REQUIREMENTS ::
Locate all lines in the data below that hold "Station" and show them.

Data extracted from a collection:
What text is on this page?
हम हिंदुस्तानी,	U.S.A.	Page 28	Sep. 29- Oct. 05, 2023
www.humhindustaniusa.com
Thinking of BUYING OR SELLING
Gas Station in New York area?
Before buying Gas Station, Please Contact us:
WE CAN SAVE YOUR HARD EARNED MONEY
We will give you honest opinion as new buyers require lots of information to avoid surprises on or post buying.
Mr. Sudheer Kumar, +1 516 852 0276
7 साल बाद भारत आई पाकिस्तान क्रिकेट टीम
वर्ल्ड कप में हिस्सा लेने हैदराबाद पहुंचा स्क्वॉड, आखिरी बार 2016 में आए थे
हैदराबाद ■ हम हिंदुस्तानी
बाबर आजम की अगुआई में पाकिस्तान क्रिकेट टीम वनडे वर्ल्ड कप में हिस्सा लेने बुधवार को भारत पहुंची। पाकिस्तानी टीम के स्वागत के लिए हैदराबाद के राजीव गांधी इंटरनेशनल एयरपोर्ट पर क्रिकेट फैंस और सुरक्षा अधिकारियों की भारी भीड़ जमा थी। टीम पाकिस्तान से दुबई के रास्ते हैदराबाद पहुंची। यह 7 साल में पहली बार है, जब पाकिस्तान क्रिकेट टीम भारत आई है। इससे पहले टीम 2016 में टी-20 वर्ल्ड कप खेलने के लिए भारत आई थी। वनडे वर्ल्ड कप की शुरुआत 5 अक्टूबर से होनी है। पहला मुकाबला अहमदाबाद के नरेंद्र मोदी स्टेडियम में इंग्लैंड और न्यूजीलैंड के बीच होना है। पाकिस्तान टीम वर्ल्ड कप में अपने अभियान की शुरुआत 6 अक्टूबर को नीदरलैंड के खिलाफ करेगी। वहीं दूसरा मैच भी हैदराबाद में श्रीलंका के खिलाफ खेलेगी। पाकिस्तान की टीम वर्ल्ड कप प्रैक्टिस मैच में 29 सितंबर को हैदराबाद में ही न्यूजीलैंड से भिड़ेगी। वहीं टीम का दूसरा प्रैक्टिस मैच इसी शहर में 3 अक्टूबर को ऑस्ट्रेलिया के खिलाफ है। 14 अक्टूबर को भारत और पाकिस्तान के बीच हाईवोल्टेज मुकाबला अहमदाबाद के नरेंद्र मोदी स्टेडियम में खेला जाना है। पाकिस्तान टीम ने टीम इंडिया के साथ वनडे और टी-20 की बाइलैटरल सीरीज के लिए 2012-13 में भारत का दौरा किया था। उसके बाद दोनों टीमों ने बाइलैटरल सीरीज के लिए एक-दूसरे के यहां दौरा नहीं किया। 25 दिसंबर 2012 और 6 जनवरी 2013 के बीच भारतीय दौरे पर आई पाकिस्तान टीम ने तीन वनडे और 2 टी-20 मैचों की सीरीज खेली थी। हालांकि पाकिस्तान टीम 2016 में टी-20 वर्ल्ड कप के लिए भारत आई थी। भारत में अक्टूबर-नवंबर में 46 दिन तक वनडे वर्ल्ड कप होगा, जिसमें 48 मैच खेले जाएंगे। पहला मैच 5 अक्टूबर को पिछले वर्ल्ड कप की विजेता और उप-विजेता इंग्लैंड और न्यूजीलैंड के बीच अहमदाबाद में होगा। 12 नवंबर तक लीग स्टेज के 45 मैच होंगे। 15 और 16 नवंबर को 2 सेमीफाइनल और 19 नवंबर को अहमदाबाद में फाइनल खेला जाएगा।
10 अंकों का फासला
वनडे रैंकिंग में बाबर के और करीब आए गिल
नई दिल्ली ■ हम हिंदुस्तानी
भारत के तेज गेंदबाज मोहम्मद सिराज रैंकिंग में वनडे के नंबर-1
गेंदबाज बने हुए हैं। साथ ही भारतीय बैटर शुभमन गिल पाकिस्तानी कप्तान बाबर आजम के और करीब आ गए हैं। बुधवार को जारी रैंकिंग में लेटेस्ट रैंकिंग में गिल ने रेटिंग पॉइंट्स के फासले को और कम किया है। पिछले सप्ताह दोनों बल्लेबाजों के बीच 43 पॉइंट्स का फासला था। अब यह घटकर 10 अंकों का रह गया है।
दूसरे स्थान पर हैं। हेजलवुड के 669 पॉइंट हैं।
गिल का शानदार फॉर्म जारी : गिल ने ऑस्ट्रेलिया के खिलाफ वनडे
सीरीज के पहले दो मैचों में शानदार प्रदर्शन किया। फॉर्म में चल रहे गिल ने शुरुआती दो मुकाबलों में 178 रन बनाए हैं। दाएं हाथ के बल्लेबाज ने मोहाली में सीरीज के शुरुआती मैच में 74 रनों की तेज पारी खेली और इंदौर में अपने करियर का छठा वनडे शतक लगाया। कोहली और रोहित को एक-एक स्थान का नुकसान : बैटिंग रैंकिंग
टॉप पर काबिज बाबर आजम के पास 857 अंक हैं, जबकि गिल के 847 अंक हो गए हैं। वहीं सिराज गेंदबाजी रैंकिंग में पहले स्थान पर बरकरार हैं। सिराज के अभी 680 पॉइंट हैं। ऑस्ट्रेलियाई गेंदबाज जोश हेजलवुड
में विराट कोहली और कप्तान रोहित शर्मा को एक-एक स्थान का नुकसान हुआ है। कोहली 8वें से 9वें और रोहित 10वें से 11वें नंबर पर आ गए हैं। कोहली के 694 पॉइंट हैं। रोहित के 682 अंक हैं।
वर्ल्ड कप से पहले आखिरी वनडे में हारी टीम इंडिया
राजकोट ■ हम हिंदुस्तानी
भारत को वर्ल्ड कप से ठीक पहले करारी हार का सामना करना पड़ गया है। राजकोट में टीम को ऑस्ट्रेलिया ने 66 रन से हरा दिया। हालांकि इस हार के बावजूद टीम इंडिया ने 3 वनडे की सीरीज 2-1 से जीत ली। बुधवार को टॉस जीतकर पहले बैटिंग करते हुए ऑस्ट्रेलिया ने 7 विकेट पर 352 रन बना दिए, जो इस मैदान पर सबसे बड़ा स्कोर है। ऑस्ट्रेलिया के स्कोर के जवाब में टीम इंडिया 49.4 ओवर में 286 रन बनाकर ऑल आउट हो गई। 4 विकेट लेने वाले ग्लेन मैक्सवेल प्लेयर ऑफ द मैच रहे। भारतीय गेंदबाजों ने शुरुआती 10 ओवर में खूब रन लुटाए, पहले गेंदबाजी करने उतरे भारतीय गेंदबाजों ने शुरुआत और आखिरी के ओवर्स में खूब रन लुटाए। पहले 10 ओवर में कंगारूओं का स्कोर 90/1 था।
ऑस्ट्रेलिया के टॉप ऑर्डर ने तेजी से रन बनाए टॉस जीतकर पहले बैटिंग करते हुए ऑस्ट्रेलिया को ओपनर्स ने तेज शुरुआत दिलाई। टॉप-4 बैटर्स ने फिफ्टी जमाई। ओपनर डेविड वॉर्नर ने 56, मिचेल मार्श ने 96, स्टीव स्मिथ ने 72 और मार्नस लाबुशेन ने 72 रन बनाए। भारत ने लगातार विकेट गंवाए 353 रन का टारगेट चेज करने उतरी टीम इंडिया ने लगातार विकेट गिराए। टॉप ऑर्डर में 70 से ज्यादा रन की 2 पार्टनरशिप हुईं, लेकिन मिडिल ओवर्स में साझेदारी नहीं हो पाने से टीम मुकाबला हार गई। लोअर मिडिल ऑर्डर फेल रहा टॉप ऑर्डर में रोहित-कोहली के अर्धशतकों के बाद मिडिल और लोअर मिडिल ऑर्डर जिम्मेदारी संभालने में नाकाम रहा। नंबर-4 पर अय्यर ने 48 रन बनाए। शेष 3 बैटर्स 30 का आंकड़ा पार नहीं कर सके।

SOLUTION BELOW ::
Gas Station in New York area?
Before buying Gas Station, Please Contact us:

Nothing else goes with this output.